### PROBLEM DETAILS
From the listing below, work out how many lines contain "color". Reply with that number only.

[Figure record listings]
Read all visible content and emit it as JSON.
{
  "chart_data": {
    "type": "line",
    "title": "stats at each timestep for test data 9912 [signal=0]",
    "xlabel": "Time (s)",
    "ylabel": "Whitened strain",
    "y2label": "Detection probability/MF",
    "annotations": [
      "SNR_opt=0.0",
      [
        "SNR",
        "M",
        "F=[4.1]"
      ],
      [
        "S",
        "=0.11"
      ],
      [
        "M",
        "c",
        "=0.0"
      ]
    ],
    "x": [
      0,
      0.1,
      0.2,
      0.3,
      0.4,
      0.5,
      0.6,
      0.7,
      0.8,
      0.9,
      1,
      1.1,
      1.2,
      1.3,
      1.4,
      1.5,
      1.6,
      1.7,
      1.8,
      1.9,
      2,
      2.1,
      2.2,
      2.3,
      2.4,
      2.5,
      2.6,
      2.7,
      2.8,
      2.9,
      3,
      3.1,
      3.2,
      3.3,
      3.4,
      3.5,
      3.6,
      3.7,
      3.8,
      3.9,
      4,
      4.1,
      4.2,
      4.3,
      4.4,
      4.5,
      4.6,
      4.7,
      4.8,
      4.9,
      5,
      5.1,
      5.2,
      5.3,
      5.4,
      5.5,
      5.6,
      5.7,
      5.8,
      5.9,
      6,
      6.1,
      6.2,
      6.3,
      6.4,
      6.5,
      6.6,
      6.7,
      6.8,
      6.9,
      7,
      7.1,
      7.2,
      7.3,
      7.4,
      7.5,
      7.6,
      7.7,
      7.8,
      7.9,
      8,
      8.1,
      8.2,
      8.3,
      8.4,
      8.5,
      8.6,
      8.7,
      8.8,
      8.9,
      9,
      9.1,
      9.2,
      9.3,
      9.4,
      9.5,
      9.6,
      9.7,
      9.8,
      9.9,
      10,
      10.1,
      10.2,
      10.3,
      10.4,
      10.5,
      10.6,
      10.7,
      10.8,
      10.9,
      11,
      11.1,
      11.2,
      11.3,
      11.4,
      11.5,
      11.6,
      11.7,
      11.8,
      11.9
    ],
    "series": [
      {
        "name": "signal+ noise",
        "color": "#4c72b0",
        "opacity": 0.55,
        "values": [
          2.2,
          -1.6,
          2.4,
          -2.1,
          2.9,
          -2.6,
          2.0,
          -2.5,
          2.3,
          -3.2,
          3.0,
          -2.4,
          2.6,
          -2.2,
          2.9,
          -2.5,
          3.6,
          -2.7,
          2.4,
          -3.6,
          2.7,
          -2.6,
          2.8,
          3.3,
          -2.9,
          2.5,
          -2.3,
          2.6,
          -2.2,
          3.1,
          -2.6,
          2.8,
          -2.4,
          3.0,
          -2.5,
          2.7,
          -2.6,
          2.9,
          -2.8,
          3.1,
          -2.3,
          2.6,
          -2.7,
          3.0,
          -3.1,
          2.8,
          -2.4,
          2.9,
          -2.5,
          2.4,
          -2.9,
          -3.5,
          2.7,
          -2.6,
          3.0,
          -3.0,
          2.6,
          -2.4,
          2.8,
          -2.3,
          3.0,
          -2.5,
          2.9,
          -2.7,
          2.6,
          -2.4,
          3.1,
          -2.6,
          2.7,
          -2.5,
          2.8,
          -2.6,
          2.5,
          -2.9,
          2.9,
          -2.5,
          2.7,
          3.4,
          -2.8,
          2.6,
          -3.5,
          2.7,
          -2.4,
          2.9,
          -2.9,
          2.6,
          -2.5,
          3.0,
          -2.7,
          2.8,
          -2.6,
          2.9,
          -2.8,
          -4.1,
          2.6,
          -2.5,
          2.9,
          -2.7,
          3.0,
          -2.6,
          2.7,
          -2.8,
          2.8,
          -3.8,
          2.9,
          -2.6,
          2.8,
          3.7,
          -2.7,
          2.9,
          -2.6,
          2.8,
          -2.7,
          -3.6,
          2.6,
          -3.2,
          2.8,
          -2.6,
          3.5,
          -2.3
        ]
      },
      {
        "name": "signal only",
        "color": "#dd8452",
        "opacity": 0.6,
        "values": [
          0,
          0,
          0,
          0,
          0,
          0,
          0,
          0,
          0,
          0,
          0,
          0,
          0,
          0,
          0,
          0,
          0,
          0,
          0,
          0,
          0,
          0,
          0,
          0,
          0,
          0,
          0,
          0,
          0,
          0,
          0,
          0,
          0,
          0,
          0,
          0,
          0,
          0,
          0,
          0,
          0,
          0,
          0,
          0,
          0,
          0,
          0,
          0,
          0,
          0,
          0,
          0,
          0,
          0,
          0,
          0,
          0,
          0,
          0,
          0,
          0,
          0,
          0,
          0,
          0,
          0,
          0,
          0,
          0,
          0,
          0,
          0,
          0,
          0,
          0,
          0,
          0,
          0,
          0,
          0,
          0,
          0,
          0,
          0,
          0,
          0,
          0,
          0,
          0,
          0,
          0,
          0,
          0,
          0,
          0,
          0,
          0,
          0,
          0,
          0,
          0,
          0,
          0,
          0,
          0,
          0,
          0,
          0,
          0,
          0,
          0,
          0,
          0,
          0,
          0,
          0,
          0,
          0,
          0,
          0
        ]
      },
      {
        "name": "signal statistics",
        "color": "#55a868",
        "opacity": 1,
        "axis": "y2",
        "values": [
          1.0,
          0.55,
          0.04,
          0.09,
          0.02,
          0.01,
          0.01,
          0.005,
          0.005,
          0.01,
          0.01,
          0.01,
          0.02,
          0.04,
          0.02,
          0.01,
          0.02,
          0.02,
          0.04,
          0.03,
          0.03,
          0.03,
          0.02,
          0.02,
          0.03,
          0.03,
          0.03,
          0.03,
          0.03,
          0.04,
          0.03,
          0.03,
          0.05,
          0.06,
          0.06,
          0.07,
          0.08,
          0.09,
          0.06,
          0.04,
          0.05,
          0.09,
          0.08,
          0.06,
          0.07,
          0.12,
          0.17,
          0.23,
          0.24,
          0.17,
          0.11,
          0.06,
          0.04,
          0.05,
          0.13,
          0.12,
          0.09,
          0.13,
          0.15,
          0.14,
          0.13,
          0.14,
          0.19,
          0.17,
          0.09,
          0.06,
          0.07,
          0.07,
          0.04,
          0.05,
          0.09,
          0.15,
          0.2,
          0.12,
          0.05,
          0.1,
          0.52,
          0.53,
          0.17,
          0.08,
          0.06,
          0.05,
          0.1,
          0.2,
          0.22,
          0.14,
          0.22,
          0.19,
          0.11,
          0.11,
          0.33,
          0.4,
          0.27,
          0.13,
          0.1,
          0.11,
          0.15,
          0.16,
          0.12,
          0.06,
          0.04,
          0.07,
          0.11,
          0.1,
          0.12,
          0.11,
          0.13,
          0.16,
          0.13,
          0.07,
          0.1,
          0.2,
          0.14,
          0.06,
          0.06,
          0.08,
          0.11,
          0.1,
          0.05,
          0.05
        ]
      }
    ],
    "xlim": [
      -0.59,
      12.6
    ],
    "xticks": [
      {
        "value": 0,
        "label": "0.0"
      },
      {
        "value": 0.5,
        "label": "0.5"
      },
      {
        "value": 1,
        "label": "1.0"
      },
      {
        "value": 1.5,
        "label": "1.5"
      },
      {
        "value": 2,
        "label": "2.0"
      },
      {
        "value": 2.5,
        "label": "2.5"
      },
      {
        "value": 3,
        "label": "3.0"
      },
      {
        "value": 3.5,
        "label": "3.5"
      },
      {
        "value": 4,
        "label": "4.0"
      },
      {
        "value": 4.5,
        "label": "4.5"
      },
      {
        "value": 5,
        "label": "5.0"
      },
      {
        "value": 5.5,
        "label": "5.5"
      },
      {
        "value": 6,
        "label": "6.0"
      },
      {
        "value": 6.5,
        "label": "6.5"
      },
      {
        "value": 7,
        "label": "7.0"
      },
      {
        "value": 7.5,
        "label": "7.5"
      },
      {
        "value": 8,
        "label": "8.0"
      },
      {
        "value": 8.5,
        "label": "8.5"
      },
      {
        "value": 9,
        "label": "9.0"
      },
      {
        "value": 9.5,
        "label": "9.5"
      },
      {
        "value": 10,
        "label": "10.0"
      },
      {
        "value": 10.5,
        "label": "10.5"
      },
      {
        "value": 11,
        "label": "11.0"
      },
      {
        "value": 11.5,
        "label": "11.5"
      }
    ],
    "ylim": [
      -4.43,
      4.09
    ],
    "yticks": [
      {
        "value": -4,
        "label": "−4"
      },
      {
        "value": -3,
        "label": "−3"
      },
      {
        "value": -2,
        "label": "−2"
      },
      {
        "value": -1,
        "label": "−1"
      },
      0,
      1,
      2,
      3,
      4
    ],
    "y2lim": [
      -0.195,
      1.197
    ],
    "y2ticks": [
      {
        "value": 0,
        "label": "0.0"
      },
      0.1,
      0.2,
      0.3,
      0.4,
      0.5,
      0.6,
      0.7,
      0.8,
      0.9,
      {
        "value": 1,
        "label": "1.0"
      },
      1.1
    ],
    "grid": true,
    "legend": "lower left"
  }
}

### SOLUTION
3